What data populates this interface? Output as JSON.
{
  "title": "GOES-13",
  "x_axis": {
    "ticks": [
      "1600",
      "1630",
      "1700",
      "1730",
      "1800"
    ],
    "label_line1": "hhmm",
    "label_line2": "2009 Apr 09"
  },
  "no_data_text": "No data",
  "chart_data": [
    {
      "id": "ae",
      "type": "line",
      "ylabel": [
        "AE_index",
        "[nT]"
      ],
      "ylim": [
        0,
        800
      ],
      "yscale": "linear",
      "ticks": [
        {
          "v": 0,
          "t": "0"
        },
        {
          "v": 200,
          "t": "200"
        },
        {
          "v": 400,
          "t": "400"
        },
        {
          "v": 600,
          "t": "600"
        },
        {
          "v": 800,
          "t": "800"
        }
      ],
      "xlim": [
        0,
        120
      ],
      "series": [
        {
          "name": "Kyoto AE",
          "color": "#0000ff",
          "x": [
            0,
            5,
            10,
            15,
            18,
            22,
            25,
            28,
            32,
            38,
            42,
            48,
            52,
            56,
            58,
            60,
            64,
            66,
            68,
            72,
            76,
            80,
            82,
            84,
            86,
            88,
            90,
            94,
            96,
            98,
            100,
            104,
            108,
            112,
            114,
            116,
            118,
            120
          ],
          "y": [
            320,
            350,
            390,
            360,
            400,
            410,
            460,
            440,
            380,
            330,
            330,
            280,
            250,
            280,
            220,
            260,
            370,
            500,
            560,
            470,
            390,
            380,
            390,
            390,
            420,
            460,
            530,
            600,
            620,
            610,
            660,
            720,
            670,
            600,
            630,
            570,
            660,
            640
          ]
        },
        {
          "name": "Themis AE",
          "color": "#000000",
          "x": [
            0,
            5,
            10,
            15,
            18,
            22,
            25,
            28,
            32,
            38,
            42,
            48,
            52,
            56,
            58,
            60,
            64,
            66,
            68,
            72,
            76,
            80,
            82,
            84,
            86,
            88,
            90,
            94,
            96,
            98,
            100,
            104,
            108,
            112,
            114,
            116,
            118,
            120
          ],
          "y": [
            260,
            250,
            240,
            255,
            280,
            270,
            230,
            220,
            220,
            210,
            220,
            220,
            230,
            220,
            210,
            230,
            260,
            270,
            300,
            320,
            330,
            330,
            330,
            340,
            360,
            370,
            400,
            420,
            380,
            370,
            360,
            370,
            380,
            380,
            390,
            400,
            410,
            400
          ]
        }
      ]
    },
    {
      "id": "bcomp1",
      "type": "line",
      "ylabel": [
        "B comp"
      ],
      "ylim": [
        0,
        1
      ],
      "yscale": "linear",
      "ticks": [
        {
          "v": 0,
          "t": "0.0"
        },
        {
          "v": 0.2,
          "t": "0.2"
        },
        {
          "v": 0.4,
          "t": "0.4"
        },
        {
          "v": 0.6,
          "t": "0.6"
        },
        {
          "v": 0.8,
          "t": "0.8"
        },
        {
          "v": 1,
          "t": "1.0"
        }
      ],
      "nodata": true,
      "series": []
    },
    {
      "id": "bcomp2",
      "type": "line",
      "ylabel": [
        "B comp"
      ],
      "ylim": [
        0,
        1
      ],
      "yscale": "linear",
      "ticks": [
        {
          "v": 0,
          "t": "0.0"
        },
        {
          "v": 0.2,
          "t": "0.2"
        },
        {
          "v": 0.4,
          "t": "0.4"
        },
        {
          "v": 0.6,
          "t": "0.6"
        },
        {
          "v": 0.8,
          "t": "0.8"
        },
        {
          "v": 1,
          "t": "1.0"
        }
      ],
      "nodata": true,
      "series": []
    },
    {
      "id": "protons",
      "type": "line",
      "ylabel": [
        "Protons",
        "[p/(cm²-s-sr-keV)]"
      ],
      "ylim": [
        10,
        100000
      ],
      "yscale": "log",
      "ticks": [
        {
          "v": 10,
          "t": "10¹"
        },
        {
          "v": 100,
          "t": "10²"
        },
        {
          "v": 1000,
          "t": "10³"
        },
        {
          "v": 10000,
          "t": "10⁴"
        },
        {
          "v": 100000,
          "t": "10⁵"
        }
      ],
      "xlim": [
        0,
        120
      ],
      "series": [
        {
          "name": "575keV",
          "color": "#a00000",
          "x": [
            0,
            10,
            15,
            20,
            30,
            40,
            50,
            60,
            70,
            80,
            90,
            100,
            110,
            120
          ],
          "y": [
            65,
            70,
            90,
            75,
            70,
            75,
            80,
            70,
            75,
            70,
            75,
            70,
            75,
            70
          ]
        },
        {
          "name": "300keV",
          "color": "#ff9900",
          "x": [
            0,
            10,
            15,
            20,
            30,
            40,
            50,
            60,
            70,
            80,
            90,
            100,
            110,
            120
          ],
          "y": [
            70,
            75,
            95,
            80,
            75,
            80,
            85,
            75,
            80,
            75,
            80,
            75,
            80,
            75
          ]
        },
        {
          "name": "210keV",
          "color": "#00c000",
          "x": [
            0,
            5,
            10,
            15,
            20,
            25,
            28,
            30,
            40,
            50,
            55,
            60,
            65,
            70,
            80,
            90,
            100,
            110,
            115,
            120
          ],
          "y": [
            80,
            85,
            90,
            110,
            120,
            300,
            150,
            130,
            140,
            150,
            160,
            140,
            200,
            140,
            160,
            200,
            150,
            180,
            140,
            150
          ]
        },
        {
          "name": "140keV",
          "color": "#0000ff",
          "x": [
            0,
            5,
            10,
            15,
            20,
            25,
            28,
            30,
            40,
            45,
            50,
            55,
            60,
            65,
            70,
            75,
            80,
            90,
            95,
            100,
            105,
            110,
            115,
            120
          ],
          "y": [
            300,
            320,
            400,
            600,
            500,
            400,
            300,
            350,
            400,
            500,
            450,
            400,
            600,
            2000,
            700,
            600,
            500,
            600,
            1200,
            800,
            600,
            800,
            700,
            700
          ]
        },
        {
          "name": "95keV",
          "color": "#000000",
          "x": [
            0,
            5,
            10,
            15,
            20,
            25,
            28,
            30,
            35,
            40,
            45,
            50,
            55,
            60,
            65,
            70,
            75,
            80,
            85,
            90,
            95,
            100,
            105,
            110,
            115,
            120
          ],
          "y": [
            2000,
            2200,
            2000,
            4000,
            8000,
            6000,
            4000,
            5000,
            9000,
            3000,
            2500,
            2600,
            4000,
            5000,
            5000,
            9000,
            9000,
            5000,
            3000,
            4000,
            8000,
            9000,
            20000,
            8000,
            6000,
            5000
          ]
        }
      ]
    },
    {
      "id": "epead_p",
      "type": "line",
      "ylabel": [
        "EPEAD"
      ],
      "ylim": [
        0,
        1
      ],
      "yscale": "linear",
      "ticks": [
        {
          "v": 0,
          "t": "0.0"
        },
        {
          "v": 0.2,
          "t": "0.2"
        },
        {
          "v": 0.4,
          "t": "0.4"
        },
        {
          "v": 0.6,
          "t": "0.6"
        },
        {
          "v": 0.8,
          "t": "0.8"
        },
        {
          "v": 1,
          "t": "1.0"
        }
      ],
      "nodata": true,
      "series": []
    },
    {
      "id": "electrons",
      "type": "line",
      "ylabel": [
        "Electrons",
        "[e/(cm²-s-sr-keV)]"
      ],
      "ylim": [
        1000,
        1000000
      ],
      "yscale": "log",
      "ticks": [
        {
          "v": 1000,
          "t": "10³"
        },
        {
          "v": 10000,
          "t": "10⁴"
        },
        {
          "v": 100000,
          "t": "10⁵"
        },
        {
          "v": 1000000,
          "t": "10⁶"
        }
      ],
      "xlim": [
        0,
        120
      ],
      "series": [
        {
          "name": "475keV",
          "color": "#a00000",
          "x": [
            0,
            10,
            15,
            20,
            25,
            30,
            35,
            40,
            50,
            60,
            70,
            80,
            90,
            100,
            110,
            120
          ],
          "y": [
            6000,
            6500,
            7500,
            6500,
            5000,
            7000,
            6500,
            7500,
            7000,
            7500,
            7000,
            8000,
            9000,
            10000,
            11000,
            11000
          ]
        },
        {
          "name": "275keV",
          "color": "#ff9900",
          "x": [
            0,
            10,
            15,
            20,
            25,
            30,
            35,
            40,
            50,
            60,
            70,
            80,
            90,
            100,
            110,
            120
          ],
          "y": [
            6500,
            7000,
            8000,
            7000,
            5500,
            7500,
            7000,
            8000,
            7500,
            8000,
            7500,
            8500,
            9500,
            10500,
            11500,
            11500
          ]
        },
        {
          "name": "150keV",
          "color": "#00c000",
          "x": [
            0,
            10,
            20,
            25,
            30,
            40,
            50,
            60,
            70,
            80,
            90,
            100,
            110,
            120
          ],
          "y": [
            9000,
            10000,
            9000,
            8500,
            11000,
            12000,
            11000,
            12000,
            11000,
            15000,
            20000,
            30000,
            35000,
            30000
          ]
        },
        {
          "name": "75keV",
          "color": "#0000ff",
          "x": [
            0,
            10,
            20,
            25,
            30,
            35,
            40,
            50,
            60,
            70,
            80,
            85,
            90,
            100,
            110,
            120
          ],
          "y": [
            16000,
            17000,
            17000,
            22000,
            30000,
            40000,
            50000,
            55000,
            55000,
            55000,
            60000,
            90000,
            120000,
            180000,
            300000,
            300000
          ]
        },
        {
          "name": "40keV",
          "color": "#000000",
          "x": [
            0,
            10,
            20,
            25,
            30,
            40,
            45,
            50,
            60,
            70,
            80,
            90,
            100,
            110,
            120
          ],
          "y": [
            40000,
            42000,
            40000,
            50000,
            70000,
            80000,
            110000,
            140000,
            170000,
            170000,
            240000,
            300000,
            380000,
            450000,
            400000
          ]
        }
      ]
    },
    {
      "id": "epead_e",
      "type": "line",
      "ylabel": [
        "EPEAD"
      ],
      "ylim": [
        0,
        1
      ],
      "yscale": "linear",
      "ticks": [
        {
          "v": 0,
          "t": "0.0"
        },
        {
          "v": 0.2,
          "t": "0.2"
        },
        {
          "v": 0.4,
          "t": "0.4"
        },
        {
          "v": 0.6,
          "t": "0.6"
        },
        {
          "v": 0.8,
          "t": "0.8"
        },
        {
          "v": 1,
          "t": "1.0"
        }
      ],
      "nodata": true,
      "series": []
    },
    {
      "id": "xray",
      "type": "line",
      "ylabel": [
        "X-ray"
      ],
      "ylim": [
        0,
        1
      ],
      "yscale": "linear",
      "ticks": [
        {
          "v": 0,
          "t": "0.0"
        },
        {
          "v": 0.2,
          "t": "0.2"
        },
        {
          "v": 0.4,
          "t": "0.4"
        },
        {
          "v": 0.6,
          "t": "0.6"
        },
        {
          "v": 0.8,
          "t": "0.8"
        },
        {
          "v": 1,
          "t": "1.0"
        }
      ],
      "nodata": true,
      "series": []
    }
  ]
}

════

● What you are asked to do: Count the lines of these entries that hold the string "name", and give only that number.

● Correct result: 12